───── Provided entries ─────

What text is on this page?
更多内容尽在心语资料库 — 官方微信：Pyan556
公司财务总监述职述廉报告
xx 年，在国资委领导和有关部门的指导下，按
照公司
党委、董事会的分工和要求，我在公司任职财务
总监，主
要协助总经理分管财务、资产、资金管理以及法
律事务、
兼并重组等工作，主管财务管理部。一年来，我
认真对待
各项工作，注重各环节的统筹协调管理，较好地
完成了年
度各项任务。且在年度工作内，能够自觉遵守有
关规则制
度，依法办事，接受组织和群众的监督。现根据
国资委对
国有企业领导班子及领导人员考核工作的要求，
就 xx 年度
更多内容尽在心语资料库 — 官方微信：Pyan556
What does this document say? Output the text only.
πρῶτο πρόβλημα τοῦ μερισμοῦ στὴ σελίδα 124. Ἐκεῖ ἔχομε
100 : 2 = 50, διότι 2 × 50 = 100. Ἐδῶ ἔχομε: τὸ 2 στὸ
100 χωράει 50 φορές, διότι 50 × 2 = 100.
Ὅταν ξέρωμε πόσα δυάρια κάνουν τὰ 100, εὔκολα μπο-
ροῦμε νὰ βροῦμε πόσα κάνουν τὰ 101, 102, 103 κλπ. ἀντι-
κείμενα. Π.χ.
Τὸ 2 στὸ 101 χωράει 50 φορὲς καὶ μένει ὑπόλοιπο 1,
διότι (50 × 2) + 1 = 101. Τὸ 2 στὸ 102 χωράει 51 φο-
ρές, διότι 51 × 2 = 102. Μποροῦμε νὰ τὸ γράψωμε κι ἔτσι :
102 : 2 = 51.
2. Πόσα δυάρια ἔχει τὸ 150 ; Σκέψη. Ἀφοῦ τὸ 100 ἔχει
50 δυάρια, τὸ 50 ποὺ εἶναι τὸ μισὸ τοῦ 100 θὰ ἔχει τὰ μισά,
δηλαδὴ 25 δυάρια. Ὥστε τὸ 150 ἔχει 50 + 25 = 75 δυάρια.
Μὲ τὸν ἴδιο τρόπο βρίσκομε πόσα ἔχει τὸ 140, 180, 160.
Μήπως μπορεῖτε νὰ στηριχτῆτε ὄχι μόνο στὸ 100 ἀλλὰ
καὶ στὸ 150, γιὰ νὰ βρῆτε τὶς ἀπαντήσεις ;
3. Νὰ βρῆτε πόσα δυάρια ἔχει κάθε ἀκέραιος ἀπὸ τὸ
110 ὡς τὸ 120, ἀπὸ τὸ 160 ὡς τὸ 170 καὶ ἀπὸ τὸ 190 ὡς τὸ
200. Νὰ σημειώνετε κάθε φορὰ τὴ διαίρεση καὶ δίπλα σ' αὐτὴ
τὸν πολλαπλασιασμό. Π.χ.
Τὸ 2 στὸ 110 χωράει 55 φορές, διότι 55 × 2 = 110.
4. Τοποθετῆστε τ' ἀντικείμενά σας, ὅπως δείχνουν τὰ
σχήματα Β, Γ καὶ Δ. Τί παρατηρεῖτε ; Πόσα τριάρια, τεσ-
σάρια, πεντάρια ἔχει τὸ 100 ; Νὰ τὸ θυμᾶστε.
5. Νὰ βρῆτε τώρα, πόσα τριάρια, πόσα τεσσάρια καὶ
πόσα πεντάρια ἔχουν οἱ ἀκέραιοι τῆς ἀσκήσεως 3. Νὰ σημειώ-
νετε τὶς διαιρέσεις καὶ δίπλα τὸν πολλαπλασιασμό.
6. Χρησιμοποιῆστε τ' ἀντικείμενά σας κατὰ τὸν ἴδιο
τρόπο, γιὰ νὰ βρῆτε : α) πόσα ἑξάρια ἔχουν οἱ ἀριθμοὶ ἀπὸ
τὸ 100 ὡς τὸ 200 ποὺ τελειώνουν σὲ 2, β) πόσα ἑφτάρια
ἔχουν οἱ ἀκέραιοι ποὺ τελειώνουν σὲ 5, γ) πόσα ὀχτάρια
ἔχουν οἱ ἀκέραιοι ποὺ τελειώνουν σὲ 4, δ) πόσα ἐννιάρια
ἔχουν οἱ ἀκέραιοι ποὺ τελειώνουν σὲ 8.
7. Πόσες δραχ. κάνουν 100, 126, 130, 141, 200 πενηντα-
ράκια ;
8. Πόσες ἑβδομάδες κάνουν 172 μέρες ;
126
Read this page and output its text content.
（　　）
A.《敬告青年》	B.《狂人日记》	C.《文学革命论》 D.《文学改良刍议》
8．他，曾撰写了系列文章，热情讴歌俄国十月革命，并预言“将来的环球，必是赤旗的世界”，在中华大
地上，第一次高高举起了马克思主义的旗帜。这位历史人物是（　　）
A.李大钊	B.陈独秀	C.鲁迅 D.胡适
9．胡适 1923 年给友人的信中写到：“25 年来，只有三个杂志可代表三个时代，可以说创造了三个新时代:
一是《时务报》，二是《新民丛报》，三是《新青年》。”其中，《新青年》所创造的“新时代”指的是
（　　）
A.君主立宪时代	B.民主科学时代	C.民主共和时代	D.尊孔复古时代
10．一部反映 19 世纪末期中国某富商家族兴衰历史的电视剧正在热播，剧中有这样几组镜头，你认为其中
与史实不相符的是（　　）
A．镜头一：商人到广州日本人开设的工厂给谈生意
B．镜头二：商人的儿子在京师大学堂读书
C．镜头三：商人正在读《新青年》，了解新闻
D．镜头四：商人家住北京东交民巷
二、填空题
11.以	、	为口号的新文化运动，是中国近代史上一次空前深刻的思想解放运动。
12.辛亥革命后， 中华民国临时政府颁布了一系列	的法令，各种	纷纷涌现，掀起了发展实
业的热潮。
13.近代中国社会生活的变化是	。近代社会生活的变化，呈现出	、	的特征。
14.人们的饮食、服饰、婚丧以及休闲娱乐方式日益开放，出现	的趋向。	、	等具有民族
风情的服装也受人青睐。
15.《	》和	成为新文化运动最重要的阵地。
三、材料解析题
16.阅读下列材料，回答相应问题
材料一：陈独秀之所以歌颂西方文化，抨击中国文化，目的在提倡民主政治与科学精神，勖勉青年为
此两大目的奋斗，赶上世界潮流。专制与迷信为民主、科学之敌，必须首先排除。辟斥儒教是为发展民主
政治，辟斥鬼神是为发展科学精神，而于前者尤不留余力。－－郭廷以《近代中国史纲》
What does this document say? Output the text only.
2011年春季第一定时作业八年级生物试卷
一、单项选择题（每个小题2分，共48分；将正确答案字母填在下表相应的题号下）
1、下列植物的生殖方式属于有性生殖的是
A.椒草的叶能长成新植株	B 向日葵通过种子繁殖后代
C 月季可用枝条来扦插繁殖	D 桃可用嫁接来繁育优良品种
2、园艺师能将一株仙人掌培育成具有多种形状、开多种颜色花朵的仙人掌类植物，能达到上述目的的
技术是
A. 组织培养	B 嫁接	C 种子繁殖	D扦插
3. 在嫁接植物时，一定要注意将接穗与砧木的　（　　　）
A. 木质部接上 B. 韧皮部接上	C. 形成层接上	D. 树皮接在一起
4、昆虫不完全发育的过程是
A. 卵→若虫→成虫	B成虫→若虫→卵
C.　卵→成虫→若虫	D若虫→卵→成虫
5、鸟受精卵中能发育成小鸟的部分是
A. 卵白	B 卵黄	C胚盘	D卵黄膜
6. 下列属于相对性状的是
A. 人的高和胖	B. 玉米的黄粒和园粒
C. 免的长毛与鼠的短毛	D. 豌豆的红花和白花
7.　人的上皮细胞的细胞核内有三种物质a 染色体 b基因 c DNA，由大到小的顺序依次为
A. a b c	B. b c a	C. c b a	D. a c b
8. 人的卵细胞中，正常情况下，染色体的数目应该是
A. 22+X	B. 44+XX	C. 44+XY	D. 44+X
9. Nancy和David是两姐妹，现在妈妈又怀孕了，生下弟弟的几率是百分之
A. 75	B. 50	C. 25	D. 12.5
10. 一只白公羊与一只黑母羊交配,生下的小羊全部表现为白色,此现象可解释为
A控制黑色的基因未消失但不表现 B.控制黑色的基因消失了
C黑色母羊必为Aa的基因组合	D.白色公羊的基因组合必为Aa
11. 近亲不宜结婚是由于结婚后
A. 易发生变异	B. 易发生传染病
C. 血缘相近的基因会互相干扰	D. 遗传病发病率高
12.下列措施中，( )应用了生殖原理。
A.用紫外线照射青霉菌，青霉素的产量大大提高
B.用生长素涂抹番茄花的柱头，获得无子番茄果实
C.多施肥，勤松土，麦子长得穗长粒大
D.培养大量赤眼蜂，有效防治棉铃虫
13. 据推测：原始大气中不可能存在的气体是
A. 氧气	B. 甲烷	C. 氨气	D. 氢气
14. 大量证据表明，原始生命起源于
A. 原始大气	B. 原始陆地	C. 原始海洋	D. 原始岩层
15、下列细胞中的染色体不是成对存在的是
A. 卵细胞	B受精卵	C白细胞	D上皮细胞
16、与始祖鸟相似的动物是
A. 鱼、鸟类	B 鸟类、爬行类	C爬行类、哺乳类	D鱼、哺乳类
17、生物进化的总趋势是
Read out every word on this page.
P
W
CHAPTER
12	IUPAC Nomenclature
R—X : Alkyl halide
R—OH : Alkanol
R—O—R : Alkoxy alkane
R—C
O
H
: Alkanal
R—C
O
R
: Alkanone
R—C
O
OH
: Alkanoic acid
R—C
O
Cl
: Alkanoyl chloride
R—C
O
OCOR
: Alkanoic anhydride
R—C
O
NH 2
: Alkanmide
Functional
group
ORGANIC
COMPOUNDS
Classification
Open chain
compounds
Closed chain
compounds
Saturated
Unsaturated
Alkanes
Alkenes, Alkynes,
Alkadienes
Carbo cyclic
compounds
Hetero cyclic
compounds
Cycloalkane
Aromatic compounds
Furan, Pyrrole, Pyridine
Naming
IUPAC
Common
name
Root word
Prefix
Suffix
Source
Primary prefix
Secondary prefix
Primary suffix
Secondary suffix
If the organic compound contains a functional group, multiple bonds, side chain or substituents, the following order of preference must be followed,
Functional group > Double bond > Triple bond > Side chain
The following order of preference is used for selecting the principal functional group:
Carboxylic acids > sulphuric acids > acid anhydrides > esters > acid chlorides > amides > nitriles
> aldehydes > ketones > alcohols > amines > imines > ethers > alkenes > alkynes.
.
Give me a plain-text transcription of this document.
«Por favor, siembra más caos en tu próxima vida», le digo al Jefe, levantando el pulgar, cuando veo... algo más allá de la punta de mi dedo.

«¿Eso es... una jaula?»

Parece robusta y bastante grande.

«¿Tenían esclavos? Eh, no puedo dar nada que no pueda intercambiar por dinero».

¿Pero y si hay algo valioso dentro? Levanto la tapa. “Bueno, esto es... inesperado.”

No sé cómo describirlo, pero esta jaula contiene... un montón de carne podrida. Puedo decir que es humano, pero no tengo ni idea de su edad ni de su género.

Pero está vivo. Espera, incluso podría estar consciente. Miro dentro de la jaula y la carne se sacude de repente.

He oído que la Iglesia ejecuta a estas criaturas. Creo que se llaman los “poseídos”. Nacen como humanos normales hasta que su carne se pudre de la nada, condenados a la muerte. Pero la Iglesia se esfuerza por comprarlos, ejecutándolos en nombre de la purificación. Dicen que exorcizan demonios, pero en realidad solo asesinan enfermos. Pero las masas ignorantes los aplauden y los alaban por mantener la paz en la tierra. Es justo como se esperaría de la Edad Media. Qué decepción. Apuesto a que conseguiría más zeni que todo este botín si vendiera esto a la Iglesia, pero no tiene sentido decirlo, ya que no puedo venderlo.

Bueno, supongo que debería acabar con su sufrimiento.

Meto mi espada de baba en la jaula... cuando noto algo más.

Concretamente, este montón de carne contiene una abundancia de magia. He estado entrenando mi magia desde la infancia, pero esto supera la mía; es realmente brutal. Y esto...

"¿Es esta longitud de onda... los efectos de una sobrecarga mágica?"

─────

#### [What to work on]
Which lines contain the word "chain"? Copy each one.

#### [Worked answer]
Open chain
Closed chain
If the organic compound contains a functional group, multiple bonds, side chain or substituents, the following order of preference must be followed,
Functional group > Double bond > Triple bond > Side chain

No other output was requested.